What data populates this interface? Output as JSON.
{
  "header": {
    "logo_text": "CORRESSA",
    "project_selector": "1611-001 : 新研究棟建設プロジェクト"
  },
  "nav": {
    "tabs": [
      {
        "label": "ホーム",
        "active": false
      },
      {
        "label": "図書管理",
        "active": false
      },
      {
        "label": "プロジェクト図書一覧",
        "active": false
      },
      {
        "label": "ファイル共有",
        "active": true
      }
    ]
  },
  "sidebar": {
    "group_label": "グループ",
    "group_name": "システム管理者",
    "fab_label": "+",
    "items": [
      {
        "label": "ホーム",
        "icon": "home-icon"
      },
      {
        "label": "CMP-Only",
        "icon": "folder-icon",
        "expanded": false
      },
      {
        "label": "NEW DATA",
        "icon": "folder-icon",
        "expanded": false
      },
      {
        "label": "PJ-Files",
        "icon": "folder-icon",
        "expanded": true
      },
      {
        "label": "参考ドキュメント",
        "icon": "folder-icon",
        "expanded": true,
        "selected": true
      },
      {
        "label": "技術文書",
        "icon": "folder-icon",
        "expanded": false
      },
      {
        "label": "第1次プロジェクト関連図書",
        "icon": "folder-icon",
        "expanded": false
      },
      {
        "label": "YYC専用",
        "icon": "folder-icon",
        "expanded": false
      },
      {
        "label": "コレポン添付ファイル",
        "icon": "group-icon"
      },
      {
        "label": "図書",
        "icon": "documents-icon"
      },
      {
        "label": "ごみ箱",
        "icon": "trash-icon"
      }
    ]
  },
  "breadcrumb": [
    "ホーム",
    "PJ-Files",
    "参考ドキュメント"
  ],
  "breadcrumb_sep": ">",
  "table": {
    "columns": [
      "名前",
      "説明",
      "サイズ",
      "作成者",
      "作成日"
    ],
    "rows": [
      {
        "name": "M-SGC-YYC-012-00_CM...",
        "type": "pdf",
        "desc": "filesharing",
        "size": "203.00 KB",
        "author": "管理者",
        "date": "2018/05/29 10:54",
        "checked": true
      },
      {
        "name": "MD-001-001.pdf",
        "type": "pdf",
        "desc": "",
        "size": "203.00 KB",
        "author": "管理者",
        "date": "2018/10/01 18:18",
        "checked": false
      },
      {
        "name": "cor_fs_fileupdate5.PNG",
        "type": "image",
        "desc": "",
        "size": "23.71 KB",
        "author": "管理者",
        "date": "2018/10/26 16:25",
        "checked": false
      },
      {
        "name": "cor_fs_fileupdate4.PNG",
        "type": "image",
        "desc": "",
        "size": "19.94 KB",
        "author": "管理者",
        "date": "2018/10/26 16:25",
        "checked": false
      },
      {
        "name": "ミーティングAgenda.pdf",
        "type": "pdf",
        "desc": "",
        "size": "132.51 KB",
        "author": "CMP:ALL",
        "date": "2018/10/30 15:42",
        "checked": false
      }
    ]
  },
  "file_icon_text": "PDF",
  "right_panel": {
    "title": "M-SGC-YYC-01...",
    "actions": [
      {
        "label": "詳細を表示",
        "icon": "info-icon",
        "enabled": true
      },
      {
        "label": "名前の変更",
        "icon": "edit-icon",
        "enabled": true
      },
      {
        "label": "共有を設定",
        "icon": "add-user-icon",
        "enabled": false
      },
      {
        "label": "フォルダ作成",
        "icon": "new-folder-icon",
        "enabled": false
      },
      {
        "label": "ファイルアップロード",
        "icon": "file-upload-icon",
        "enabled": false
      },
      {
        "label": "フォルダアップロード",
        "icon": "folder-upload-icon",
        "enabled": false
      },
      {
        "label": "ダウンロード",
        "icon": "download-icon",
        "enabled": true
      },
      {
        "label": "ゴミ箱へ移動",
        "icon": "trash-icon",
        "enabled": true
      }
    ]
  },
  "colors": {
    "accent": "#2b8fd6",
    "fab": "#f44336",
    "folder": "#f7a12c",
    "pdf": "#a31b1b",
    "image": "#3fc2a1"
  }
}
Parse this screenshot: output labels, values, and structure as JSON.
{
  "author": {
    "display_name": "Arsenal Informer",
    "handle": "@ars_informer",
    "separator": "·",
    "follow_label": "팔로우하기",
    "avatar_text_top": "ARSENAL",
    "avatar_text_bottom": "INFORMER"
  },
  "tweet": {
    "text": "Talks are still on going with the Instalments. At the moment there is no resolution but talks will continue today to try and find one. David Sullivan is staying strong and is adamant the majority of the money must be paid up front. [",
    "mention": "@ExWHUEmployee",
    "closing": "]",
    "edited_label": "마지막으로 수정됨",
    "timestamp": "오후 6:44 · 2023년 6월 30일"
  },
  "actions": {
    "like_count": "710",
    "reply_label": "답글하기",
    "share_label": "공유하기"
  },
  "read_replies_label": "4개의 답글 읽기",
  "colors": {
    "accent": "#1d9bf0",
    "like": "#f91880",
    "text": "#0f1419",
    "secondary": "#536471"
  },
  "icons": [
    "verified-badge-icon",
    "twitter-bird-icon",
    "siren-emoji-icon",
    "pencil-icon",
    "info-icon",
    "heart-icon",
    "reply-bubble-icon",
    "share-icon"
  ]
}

--

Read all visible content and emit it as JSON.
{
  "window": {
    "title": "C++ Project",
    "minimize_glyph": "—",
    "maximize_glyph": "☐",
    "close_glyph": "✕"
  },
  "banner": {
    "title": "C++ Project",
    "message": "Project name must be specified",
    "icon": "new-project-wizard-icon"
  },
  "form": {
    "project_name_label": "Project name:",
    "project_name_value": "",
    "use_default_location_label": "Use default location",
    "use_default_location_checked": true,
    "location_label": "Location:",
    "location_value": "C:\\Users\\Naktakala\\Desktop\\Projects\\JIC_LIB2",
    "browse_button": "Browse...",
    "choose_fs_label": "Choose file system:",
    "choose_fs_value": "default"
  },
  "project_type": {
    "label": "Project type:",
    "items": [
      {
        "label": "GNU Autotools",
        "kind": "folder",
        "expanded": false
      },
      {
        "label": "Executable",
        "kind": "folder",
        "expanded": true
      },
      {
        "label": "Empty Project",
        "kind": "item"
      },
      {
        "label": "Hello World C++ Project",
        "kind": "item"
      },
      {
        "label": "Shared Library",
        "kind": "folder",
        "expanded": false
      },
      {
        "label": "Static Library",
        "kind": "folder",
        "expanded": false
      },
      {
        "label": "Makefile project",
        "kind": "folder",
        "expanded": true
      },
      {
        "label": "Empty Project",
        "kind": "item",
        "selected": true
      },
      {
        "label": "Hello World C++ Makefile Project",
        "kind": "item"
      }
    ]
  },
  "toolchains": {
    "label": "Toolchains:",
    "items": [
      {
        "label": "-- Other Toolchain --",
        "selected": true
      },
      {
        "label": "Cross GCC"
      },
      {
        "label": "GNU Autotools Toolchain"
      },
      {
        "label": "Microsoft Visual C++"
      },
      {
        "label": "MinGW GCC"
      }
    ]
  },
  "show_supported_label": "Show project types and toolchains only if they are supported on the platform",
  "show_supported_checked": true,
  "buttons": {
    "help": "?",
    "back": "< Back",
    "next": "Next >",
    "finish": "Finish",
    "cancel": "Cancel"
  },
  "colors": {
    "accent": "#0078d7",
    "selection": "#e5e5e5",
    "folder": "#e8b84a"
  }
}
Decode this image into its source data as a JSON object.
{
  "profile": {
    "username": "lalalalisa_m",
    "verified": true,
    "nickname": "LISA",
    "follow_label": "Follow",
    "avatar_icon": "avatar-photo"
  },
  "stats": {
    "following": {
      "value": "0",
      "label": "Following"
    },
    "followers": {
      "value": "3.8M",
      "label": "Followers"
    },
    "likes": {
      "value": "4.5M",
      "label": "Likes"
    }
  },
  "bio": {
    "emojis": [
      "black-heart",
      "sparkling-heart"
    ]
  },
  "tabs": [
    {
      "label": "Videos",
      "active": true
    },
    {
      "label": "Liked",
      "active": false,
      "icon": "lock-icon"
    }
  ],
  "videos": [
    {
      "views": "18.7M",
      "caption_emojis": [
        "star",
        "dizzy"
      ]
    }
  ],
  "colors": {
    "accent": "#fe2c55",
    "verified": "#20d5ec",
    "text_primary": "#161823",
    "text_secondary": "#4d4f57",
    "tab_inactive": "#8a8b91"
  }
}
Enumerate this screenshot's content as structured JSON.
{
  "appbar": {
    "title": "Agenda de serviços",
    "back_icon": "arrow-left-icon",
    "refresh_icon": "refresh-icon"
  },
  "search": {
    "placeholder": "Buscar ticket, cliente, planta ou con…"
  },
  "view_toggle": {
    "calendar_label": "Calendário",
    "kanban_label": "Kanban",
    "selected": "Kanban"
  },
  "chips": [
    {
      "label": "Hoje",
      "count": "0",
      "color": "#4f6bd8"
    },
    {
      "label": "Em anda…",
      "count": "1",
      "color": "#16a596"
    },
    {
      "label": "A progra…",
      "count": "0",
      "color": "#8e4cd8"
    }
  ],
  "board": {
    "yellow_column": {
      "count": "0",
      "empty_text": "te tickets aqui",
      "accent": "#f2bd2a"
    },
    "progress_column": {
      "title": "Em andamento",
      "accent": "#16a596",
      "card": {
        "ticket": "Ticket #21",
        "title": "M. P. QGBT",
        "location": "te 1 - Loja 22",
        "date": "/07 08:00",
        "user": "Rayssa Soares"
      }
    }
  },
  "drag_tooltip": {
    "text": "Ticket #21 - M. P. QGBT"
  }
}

**Aim**.
Gather each line that holds "Library".

**Answer to this exercise**.
        "label": "Shared Library",
        "label": "Static Library",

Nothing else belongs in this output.